— start Text to read —

Termination of F-35 Is ‘Within the Realm of the Possible’

By Jon Harper

Photo: Air Force

The F-35 joint strike fighter program could be terminated after the Donald Trump administration takes office, the Air Force’s top civilian leader said Jan. 6.
President-elect Trump has been highly critical of the Pentagon’s $400 billion acquisition project.
“The F-35 program and cost is out of control. Billions of dollars can and will be saved on military (and other) purchases after January 20th,” he tweeted last month.
He has asked Boeing to “price-out a comparable F-18 Super Hornet” as a potential alternative to the joint strike fighter, he said in a subsequent tweet.
During a meeting hosted by the Air Force Association, Secretary of the Air Force Deborah Lee James was asked about Trump’s statements and whether the future of the program could be in jeopardy.
“Any new administration, any new commander-in-chief can certainly order a termination, a left turn, a right turn, a different approach to any system,” she said in what may be her last public appearance as head of the Air Force. “All of that is within the realm of the possible.”

— end Text to read —

-- Set task 1 --
Reproduce the F-35 article word for word, starting at "By Jon Harper" and continuing down to "tweeted last month.".
-- Set task 2 --
For each statement, say whether the F-35 article supports it, and quote the words that decide it: (a) Trump asked Boeing to price out a comparable F-18 Super Hornet. (b) The F-35 is described as a $400 million acquisition project. (c) Deborah Lee James made her remarks on Jan. 20.
The items that come after the F-35 article have no connection to it.

— start Data section —

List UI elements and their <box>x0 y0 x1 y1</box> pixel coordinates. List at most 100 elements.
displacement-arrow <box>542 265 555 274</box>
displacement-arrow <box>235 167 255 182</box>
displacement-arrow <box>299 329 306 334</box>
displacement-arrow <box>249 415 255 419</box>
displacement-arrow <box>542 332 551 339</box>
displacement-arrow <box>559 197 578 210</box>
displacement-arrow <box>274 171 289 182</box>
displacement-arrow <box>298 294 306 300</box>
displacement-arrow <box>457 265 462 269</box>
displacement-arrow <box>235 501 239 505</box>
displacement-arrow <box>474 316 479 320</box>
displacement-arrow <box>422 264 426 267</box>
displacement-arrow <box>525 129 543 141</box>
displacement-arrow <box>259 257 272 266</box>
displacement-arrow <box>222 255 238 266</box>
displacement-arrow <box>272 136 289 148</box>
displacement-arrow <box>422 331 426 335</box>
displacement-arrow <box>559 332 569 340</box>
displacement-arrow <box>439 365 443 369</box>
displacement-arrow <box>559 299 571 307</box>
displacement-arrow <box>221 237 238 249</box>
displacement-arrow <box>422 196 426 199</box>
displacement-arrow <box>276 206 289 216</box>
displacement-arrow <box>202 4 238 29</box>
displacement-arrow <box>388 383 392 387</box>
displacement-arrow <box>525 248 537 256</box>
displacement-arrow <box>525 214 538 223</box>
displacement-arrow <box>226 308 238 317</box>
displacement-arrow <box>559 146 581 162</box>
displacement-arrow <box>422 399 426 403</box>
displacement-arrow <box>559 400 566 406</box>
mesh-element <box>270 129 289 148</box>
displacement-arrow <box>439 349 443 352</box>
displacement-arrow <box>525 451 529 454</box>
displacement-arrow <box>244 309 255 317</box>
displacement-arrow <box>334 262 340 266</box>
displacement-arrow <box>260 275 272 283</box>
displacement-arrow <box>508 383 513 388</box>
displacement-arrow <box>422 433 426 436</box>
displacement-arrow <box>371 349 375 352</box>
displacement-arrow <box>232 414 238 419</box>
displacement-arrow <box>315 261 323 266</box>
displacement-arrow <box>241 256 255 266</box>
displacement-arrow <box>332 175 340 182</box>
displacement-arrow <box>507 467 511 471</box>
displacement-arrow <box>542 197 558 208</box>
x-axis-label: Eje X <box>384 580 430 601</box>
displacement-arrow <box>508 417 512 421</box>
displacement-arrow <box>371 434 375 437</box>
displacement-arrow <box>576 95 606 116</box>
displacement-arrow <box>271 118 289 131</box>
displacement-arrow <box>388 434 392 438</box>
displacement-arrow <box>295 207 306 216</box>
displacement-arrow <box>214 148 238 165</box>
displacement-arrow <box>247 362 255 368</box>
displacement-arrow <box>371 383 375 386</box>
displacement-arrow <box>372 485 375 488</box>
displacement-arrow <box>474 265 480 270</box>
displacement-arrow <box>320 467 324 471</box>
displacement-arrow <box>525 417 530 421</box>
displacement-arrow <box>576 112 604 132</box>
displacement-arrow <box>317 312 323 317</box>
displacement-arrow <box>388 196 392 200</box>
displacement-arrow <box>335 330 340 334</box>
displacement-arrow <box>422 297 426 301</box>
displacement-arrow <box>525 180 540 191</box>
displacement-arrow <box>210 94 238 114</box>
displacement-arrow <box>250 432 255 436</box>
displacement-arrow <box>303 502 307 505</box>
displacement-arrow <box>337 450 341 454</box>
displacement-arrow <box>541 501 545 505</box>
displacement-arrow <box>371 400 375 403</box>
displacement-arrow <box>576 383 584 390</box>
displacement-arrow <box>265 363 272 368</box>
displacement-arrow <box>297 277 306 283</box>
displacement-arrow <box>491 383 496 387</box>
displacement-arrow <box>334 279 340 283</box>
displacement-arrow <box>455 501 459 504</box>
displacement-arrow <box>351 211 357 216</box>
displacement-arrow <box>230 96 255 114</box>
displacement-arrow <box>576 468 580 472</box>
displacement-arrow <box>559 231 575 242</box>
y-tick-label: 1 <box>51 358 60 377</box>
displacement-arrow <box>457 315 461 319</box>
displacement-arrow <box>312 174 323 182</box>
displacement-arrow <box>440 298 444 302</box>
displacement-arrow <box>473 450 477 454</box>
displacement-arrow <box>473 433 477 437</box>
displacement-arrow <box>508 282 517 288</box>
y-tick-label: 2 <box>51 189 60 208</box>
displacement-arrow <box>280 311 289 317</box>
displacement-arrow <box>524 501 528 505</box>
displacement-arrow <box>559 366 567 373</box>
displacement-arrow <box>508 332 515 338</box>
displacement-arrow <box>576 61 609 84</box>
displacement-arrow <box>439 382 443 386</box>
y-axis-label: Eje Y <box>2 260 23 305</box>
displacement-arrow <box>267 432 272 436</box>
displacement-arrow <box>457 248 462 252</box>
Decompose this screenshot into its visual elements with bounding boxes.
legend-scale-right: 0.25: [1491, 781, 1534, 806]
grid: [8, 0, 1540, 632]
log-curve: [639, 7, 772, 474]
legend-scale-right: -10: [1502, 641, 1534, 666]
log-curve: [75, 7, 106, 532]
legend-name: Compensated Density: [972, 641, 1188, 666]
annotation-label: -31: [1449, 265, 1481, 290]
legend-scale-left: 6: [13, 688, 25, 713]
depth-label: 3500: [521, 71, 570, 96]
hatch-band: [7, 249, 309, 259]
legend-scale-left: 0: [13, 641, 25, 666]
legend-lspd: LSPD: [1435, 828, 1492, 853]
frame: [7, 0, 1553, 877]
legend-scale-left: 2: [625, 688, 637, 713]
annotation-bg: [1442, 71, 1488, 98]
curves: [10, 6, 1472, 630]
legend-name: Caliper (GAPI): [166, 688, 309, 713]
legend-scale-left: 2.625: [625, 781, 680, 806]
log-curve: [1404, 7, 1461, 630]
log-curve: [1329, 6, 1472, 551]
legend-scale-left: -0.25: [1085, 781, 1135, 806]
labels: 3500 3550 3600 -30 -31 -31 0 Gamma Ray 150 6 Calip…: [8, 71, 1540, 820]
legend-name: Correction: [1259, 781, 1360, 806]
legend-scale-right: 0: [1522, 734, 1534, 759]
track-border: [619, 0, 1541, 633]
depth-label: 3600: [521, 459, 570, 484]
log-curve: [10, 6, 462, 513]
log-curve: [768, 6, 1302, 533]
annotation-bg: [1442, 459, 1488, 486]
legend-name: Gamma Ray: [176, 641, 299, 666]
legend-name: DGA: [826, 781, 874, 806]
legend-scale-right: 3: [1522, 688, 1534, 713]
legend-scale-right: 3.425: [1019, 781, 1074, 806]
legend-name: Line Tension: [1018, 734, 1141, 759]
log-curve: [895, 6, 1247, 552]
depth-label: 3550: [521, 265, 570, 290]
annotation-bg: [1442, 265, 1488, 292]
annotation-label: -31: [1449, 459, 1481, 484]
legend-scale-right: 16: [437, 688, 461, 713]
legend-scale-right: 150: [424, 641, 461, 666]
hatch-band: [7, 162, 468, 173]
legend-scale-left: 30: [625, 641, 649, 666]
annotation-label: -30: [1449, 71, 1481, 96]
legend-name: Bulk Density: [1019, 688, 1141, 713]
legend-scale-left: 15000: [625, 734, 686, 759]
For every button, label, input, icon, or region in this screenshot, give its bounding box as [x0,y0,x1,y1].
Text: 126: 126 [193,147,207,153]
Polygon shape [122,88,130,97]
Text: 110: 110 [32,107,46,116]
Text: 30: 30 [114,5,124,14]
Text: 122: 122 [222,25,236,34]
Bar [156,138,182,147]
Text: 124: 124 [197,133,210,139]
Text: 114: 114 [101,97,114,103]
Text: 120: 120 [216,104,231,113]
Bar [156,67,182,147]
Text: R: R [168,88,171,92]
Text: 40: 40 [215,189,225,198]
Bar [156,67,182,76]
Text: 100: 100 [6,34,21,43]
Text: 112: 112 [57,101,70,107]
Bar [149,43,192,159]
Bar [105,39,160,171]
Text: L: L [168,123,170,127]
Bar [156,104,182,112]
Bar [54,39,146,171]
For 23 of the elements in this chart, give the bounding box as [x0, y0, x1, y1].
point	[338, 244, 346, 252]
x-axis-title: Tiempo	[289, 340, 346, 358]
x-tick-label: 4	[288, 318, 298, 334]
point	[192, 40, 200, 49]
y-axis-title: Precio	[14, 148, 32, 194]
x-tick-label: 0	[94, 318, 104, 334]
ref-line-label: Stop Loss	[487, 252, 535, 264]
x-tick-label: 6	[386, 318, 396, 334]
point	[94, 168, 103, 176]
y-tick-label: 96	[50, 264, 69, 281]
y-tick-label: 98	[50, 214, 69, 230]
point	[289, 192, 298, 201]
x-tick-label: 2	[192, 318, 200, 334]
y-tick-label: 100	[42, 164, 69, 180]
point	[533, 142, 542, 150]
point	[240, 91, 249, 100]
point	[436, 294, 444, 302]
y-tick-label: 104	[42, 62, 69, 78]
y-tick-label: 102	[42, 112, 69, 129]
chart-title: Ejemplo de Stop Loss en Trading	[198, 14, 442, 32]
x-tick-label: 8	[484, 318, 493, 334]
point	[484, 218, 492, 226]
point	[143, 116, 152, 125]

— end Data section —

-- Written solution 1 --
By Jon Harper

Photo: Air Force

The F-35 joint strike fighter program could be terminated after the Donald Trump administration takes office, the Air Force’s top civilian leader said Jan. 6.
President-elect Trump has been highly critical of the Pentagon’s $400 billion acquisition project.
“The F-35 program and cost is out of control. Billions of dollars can and will be saved on military (and other) purchases after January 20th,” he tweeted last month.

-- Written solution 2 --
(a) Yes: "He has asked Boeing to “price-out a comparable F-18 Super Hornet”"
(b) No: "the Pentagon’s $400 billion acquisition project"
(c) No: "the Air Force’s top civilian leader said Jan. 6"